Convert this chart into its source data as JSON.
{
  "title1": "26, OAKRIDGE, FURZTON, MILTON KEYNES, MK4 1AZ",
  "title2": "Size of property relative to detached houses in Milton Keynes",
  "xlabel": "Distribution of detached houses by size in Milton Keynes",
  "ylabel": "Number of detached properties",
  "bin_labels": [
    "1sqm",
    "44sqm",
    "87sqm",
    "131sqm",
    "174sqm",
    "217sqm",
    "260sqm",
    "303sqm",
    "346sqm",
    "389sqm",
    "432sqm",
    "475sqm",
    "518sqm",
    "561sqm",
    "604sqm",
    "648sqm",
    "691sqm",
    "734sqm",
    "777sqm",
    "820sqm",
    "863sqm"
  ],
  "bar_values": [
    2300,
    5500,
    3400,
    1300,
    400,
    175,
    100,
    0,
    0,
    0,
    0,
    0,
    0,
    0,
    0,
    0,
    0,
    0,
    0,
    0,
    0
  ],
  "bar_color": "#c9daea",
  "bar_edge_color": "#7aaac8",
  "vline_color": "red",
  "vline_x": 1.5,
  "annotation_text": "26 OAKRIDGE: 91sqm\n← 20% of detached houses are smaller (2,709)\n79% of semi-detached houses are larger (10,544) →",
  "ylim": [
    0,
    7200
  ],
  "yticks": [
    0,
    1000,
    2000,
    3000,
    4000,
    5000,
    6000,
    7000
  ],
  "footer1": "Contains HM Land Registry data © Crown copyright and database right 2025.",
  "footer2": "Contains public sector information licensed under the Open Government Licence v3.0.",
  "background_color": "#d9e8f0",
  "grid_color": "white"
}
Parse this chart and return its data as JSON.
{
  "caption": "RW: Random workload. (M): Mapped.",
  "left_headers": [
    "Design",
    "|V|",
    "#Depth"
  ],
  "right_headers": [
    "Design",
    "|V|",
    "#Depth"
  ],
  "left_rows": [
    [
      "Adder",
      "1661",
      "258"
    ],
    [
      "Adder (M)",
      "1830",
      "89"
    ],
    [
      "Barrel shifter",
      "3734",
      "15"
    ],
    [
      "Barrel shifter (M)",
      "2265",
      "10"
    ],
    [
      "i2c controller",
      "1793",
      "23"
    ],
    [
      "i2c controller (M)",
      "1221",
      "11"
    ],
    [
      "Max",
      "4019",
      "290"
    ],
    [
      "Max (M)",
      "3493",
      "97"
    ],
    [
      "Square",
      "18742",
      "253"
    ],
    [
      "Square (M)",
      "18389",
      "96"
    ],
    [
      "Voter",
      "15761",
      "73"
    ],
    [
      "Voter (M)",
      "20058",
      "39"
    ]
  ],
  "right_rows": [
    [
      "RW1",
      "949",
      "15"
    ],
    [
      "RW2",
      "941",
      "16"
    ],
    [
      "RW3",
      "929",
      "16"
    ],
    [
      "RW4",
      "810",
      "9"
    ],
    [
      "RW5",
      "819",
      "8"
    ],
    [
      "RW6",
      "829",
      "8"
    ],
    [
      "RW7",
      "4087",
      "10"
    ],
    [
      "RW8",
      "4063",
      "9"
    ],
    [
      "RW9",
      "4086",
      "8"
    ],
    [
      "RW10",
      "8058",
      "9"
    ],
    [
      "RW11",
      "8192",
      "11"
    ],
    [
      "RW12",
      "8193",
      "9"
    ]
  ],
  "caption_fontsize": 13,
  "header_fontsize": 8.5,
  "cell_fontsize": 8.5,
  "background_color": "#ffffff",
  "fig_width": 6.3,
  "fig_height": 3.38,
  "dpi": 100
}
§
▶ Problem requirements: Each line of the listing should be copied exactly.

▶ Exercise solution:
Convert this chart into its source data as JSON.
{
  "title1": "26, OAKRIDGE, FURZTON, MILTON KEYNES, MK4 1AZ",
  "title2": "Size of property relative to detached houses in Milton Keynes",
  "xlabel": "Distribution of detached houses by size in Milton Keynes",
  "ylabel": "Number of detached properties",
  "bin_labels": [
    "1sqm",
    "44sqm",
    "87sqm",
    "131sqm",
    "174sqm",
    "217sqm",
    "260sqm",
    "303sqm",
    "346sqm",
    "389sqm",
    "432sqm",
    "475sqm",
    "518sqm",
    "561sqm",
    "604sqm",
    "648sqm",
    "691sqm",
    "734sqm",
    "777sqm",
    "820sqm",
    "863sqm"
  ],
  "bar_values": [
    2300,
    5500,
    3400,
    1300,
    400,
    175,
    100,
    0,
    0,
    0,
    0,
    0,
    0,
    0,
    0,
    0,
    0,
    0,
    0,
    0,
    0
  ],
  "bar_color": "#c9daea",
  "bar_edge_color": "#7aaac8",
  "vline_color": "red",
  "vline_x": 1.5,
  "annotation_text": "26 OAKRIDGE: 91sqm\n← 20% of detached houses are smaller (2,709)\n79% of semi-detached houses are larger (10,544) →",
  "ylim": [
    0,
    7200
  ],
  "yticks": [
    0,
    1000,
    2000,
    3000,
    4000,
    5000,
    6000,
    7000
  ],
  "footer1": "Contains HM Land Registry data © Crown copyright and database right 2025.",
  "footer2": "Contains public sector information licensed under the Open Government Licence v3.0.",
  "background_color": "#d9e8f0",
  "grid_color": "white"
}
Parse this chart and return its data as JSON.
{
  "caption": "RW: Random workload. (M): Mapped.",
  "left_headers": [
    "Design",
    "|V|",
    "#Depth"
  ],
  "right_headers": [
    "Design",
    "|V|",
    "#Depth"
  ],
  "left_rows": [
    [
      "Adder",
      "1661",
      "258"
    ],
    [
      "Adder (M)",
      "1830",
      "89"
    ],
    [
      "Barrel shifter",
      "3734",
      "15"
    ],
    [
      "Barrel shifter (M)",
      "2265",
      "10"
    ],
    [
      "i2c controller",
      "1793",
      "23"
    ],
    [
      "i2c controller (M)",
      "1221",
      "11"
    ],
    [
      "Max",
      "4019",
      "290"
    ],
    [
      "Max (M)",
      "3493",
      "97"
    ],
    [
      "Square",
      "18742",
      "253"
    ],
    [
      "Square (M)",
      "18389",
      "96"
    ],
    [
      "Voter",
      "15761",
      "73"
    ],
    [
      "Voter (M)",
      "20058",
      "39"
    ]
  ],
  "right_rows": [
    [
      "RW1",
      "949",
      "15"
    ],
    [
      "RW2",
      "941",
      "16"
    ],
    [
      "RW3",
      "929",
      "16"
    ],
    [
      "RW4",
      "810",
      "9"
    ],
    [
      "RW5",
      "819",
      "8"
    ],
    [
      "RW6",
      "829",
      "8"
    ],
    [
      "RW7",
      "4087",
      "10"
    ],
    [
      "RW8",
      "4063",
      "9"
    ],
    [
      "RW9",
      "4086",
      "8"
    ],
    [
      "RW10",
      "8058",
      "9"
    ],
    [
      "RW11",
      "8192",
      "11"
    ],
    [
      "RW12",
      "8193",
      "9"
    ]
  ],
  "caption_fontsize": 13,
  "header_fontsize": 8.5,
  "cell_fontsize": 8.5,
  "background_color": "#ffffff",
  "fig_width": 6.3,
  "fig_height": 3.38,
  "dpi": 100
}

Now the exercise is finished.